取り組む課題:
A – Sandy Bridgeに関する文章を読み、次の問いに答えなさい。
(i) CES 2011が開幕するのはどこか。
(ii) Desktop向けのチップセットは何種類か。
(iii) P67に搭載されたSATA 6Gポートは最大何ポートか。
B – 下に続く行のうち、「- watermark-text: 电商运营: [559, 421, 624, 440]」を含む行から始め、「- x-tick-label: 03-07: [359, 382, 391, 395]」を含む行まで(両端を含む)を番号付きリストとして並べなさい。空行は除くこと。

掲載文:
---
これまでずっと話題に上っていたIntelの次世代CPU「Sandy Bridge」が、ついにその姿を現す。大方の予想では、米Las Vegasでまもなく開幕するCES 2011の会場で、Sandy BridgeことCore i3/5/7-2000シリーズ・プロセッサと、Intel 6シリーズ・チップセットが発表されると見られている。今回は折りよく評価機を入手できたので、早速その性能を確認してみたい。

ラインナップ確認

まずは今回発表される製品の情報をまとめておきたい。といってもDesktop/Mobileをあわせると膨大な数となるので、とりあえず話はDesktop向けに限らせていただく。まず表1がCPUのラインナップである。表のうち、薄緑色のものはLow Power/Lifestyle向け(要するに薄型PCなど、SFF向け)の扱いであり、現時点では価格が判明していない。恐らくは登場もやや遅れる事になるのだろう。また今回の一覧には掲載されていないが、Intelの説明資料の中にはこんな資料(Photo01)もあり、現在のPentium DualCoreの後継製品もSandy Bridgeベースで登場するのは間違いないと思われる。

表1

Photo01: これは内蔵GPUの機能に関するものだが、少なくともここにあるPentiumもSandy Bridge世代のものと思われる。しかしAVXを無効にする意味がよくわからない。

さて、これに対応するチップセットだが、Desktop向けでは表2の4種類となる。P67が唯一のDiscrete Graphic専用チップセットとなり、後は全てSandy BridgeのGPU出力を利用できるようになっている。今回、Core i7のExtreme Editionに相当するモデル(と、これに対応したX58の後継モデル)は発表されず、従ってP67が事実上このExtreme Edition+X58の後継となる形になり、それを意識してかPerformance Tuningの機能なども搭載されているのが目を惹くところだ。ちなみにUSB 3.0のコントローラはやはり内蔵されず、このためルネサスエレクトロニクスのUSB 3.0コントローラをPCIeで接続するというパターンが標準化しつつある感じである(Photo02,03)。

表2

Photo02: P67の構成図。機能的にはDMIが高速化した分、PCIe x1レーンが増え(流石に今度こそ正しいGen2となった)、かつ最大2ポートのSATA 6Gポートが搭載された(SATA 3Gポートとの合計は最大6ポート)のがP55との大きな違いといったところ。
---
課題の資料:
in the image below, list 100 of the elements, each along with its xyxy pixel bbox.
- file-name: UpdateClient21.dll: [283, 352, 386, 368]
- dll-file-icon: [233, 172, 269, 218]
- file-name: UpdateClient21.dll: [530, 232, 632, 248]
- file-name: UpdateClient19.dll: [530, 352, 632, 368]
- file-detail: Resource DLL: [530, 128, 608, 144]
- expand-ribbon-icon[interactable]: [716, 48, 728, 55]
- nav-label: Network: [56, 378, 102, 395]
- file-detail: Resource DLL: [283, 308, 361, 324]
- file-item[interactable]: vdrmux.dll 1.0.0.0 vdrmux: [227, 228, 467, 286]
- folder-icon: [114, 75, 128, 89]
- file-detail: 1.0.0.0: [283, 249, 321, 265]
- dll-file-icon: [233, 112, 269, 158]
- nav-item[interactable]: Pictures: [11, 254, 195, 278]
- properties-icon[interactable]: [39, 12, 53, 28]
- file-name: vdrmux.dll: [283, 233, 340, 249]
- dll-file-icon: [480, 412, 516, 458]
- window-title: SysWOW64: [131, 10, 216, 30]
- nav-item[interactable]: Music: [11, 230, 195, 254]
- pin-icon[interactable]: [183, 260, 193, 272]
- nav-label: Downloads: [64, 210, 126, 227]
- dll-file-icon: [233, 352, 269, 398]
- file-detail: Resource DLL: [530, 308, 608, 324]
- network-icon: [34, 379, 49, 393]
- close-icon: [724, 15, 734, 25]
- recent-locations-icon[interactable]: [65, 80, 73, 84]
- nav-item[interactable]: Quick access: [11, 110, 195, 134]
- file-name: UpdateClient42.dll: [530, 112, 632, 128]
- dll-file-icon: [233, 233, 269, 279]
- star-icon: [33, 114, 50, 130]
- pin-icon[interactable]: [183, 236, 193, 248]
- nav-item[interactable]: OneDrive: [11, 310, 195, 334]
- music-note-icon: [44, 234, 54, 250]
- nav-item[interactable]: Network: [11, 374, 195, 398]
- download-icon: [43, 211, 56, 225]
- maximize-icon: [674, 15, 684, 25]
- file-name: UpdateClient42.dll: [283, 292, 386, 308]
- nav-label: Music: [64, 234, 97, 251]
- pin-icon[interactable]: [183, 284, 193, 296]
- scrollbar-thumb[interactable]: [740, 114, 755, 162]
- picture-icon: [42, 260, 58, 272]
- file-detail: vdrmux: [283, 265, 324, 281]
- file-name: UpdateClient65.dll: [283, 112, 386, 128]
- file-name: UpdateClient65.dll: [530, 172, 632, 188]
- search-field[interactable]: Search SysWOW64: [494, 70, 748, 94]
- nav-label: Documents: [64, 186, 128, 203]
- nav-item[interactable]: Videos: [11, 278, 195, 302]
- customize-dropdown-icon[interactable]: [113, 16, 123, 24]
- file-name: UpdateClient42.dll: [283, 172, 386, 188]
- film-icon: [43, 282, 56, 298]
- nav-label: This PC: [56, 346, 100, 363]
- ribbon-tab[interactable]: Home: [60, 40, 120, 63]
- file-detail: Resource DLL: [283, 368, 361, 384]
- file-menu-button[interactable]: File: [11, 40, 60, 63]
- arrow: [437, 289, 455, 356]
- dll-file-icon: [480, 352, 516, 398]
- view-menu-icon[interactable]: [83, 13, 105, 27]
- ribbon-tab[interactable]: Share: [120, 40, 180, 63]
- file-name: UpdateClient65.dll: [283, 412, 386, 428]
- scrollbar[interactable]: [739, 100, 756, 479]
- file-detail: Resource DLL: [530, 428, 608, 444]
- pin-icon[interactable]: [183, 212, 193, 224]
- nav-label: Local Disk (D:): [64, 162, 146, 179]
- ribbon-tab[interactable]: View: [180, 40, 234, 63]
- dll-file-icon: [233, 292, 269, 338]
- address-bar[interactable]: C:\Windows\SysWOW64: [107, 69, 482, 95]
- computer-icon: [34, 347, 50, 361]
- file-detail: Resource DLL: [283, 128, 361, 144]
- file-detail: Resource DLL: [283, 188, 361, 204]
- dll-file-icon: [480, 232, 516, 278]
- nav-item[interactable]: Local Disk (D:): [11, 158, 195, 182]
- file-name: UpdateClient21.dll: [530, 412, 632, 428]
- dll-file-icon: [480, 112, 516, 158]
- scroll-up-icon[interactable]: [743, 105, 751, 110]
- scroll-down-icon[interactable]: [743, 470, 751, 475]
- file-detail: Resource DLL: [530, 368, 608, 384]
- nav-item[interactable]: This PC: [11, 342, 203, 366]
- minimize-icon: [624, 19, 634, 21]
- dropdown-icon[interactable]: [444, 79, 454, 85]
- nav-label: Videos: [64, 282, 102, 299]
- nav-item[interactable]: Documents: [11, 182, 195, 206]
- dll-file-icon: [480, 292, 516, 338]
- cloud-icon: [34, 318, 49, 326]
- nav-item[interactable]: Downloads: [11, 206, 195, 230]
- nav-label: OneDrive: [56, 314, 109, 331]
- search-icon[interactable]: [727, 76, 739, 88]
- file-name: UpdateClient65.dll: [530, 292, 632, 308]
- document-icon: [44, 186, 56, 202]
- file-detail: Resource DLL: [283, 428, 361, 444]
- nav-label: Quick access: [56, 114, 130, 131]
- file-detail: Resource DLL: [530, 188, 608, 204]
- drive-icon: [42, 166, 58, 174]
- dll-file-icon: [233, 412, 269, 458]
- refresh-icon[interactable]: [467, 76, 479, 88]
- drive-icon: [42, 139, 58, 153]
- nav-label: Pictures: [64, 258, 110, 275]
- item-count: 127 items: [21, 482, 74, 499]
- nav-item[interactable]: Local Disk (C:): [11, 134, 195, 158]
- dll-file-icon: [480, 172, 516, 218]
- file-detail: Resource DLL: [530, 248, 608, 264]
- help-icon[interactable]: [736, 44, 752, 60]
---
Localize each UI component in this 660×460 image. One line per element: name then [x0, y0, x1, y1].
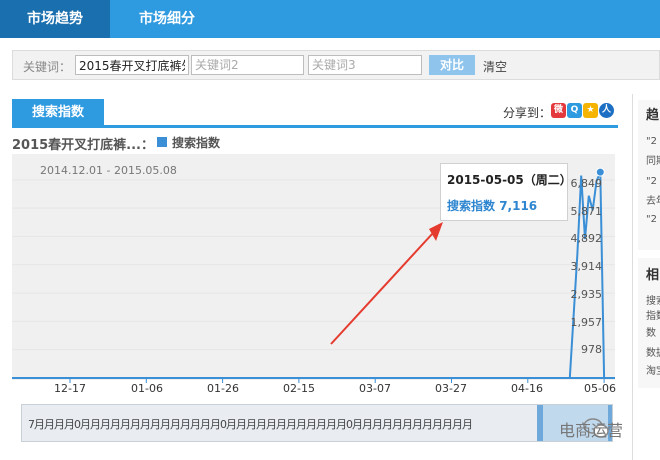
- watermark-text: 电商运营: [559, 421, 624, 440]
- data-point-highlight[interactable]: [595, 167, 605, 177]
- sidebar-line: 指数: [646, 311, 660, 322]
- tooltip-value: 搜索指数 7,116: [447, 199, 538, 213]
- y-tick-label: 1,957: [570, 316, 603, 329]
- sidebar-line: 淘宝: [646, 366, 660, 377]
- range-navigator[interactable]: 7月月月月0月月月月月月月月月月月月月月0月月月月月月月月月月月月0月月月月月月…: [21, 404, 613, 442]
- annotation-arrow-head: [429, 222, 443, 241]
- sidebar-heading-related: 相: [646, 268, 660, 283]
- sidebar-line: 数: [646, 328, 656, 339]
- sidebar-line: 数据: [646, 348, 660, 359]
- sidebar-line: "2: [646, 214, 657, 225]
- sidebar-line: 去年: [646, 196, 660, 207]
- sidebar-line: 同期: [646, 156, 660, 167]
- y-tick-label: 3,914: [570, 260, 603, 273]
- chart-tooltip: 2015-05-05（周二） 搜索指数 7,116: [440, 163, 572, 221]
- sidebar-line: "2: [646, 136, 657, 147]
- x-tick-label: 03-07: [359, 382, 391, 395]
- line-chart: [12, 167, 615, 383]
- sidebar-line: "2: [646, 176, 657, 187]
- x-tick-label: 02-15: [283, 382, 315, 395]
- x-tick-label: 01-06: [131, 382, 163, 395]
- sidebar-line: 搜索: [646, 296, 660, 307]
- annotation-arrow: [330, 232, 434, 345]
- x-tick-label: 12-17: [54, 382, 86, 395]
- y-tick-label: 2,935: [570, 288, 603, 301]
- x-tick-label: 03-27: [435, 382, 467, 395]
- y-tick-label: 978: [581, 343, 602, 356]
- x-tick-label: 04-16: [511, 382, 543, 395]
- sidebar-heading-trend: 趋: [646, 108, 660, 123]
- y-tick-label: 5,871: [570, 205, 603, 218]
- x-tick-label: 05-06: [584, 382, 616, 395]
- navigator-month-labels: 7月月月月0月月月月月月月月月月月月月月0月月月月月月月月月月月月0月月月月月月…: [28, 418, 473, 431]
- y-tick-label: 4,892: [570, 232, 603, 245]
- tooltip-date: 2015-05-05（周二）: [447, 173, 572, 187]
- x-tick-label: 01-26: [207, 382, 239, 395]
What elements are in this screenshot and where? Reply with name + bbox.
---
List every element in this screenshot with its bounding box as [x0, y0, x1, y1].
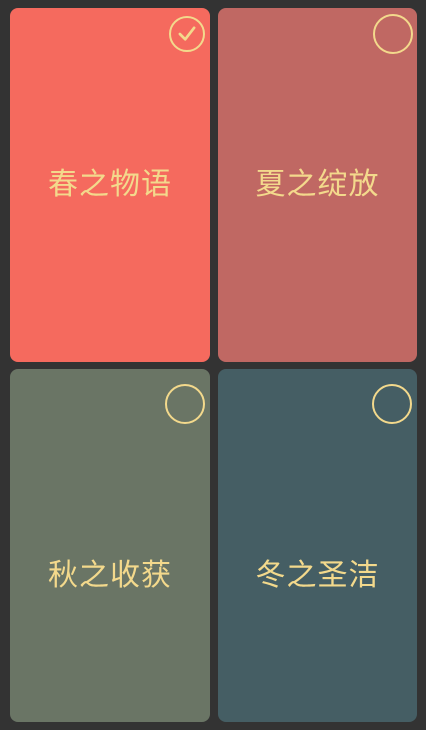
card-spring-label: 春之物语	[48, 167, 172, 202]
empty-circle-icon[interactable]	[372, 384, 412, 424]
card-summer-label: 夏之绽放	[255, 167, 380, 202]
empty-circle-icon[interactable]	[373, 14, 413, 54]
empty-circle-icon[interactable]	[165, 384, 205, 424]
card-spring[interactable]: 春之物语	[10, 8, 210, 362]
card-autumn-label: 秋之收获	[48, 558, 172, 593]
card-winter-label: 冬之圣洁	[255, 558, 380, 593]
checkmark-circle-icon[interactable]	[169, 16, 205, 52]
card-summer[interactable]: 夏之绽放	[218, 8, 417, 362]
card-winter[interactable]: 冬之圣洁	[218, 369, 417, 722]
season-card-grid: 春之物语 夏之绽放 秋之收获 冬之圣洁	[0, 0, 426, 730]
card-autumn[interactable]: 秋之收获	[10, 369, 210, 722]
---
解答:
A –
(i) 米Las Vegas
(ii) 4種類
(iii) 最大2ポート

B –
1. - watermark-text: 电商运营: [559, 421, 624, 440]
2. - data-point-highlight[interactable]: [595, 167, 605, 177]
3. - sidebar-line: 指数: [646, 311, 660, 322]
4. - tooltip-value: 搜索指数 7,116: [447, 199, 538, 213]
5. - y-tick-label: 1,957: [570, 316, 603, 329]
6. - sidebar-line: 淘宝: [646, 366, 660, 377]
7. - range-navigator[interactable]: 7月月月月0月月月月月月月月月月月月月月0月月月月月月月月月月月月0月月月月月月…: [21, 404, 613, 442]
8. - annotation-arrow-head: [429, 222, 443, 241]
9. - sidebar-heading-related: 相: [646, 268, 660, 283]
10. - sidebar-line: 数: [646, 328, 656, 339]
11. - sidebar-line: 数据: [646, 348, 660, 359]
12. - sidebar-line: "2: [646, 214, 657, 225]
13. - sidebar-line: 去年: [646, 196, 660, 207]
14. - sidebar-line: 同期: [646, 156, 660, 167]
15. - y-tick-label: 3,914: [570, 260, 603, 273]
16. - chart-tooltip: 2015-05-05（周二） 搜索指数 7,116: [440, 163, 572, 221]
17. - sidebar-line: "2: [646, 136, 657, 147]
18. - x-tick-label: 03-07: [359, 382, 391, 395]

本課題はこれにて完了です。